__WHAT IS REQUIRED__:
Extract every line of the material below and reproduce it faithfully.

Collected data entries:
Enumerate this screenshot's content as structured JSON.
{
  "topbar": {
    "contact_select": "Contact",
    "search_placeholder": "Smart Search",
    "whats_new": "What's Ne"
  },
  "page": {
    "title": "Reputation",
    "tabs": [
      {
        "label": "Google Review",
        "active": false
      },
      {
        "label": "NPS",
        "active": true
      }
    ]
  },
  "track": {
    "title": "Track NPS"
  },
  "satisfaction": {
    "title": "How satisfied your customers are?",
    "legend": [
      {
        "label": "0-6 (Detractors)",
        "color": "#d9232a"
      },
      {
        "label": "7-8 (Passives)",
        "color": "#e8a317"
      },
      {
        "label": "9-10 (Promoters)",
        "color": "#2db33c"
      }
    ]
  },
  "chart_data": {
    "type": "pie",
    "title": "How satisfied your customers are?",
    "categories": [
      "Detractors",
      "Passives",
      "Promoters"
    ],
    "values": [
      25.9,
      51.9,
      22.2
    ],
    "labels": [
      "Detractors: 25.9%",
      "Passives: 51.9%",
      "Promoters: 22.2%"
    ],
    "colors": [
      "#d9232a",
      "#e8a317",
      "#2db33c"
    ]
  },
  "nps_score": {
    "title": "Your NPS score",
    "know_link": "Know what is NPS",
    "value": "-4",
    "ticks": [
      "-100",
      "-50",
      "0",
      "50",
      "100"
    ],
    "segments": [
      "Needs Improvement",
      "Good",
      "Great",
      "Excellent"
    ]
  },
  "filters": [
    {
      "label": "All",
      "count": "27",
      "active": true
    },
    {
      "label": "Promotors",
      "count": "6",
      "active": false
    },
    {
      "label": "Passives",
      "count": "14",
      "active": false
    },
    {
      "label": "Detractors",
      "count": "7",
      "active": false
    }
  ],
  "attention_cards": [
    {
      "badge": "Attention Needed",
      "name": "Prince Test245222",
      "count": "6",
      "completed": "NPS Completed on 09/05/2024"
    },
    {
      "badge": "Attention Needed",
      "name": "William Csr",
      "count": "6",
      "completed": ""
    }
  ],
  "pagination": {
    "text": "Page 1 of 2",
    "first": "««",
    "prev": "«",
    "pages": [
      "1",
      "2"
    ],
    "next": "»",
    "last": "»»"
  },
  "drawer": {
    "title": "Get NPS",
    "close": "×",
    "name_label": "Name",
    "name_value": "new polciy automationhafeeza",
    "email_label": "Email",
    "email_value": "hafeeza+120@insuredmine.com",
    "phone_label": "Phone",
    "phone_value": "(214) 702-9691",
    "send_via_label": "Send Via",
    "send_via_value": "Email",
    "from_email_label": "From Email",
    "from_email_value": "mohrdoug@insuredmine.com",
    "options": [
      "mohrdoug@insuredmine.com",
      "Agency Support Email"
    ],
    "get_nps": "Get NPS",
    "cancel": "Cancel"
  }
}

__TASK ANSWER__:
Enumerate this screenshot's content as structured JSON.
{
  "topbar": {
    "contact_select": "Contact",
    "search_placeholder": "Smart Search",
    "whats_new": "What's Ne"
  },
  "page": {
    "title": "Reputation",
    "tabs": [
      {
        "label": "Google Review",
        "active": false
      },
      {
        "label": "NPS",
        "active": true
      }
    ]
  },
  "track": {
    "title": "Track NPS"
  },
  "satisfaction": {
    "title": "How satisfied your customers are?",
    "legend": [
      {
        "label": "0-6 (Detractors)",
        "color": "#d9232a"
      },
      {
        "label": "7-8 (Passives)",
        "color": "#e8a317"
      },
      {
        "label": "9-10 (Promoters)",
        "color": "#2db33c"
      }
    ]
  },
  "chart_data": {
    "type": "pie",
    "title": "How satisfied your customers are?",
    "categories": [
      "Detractors",
      "Passives",
      "Promoters"
    ],
    "values": [
      25.9,
      51.9,
      22.2
    ],
    "labels": [
      "Detractors: 25.9%",
      "Passives: 51.9%",
      "Promoters: 22.2%"
    ],
    "colors": [
      "#d9232a",
      "#e8a317",
      "#2db33c"
    ]
  },
  "nps_score": {
    "title": "Your NPS score",
    "know_link": "Know what is NPS",
    "value": "-4",
    "ticks": [
      "-100",
      "-50",
      "0",
      "50",
      "100"
    ],
    "segments": [
      "Needs Improvement",
      "Good",
      "Great",
      "Excellent"
    ]
  },
  "filters": [
    {
      "label": "All",
      "count": "27",
      "active": true
    },
    {
      "label": "Promotors",
      "count": "6",
      "active": false
    },
    {
      "label": "Passives",
      "count": "14",
      "active": false
    },
    {
      "label": "Detractors",
      "count": "7",
      "active": false
    }
  ],
  "attention_cards": [
    {
      "badge": "Attention Needed",
      "name": "Prince Test245222",
      "count": "6",
      "completed": "NPS Completed on 09/05/2024"
    },
    {
      "badge": "Attention Needed",
      "name": "William Csr",
      "count": "6",
      "completed": ""
    }
  ],
  "pagination": {
    "text": "Page 1 of 2",
    "first": "««",
    "prev": "«",
    "pages": [
      "1",
      "2"
    ],
    "next": "»",
    "last": "»»"
  },
  "drawer": {
    "title": "Get NPS",
    "close": "×",
    "name_label": "Name",
    "name_value": "new polciy automationhafeeza",
    "email_label": "Email",
    "email_value": "hafeeza+120@insuredmine.com",
    "phone_label": "Phone",
    "phone_value": "(214) 702-9691",
    "send_via_label": "Send Via",
    "send_via_value": "Email",
    "from_email_label": "From Email",
    "from_email_value": "mohrdoug@insuredmine.com",
    "options": [
      "mohrdoug@insuredmine.com",
      "Agency Support Email"
    ],
    "get_nps": "Get NPS",
    "cancel": "Cancel"
  }
}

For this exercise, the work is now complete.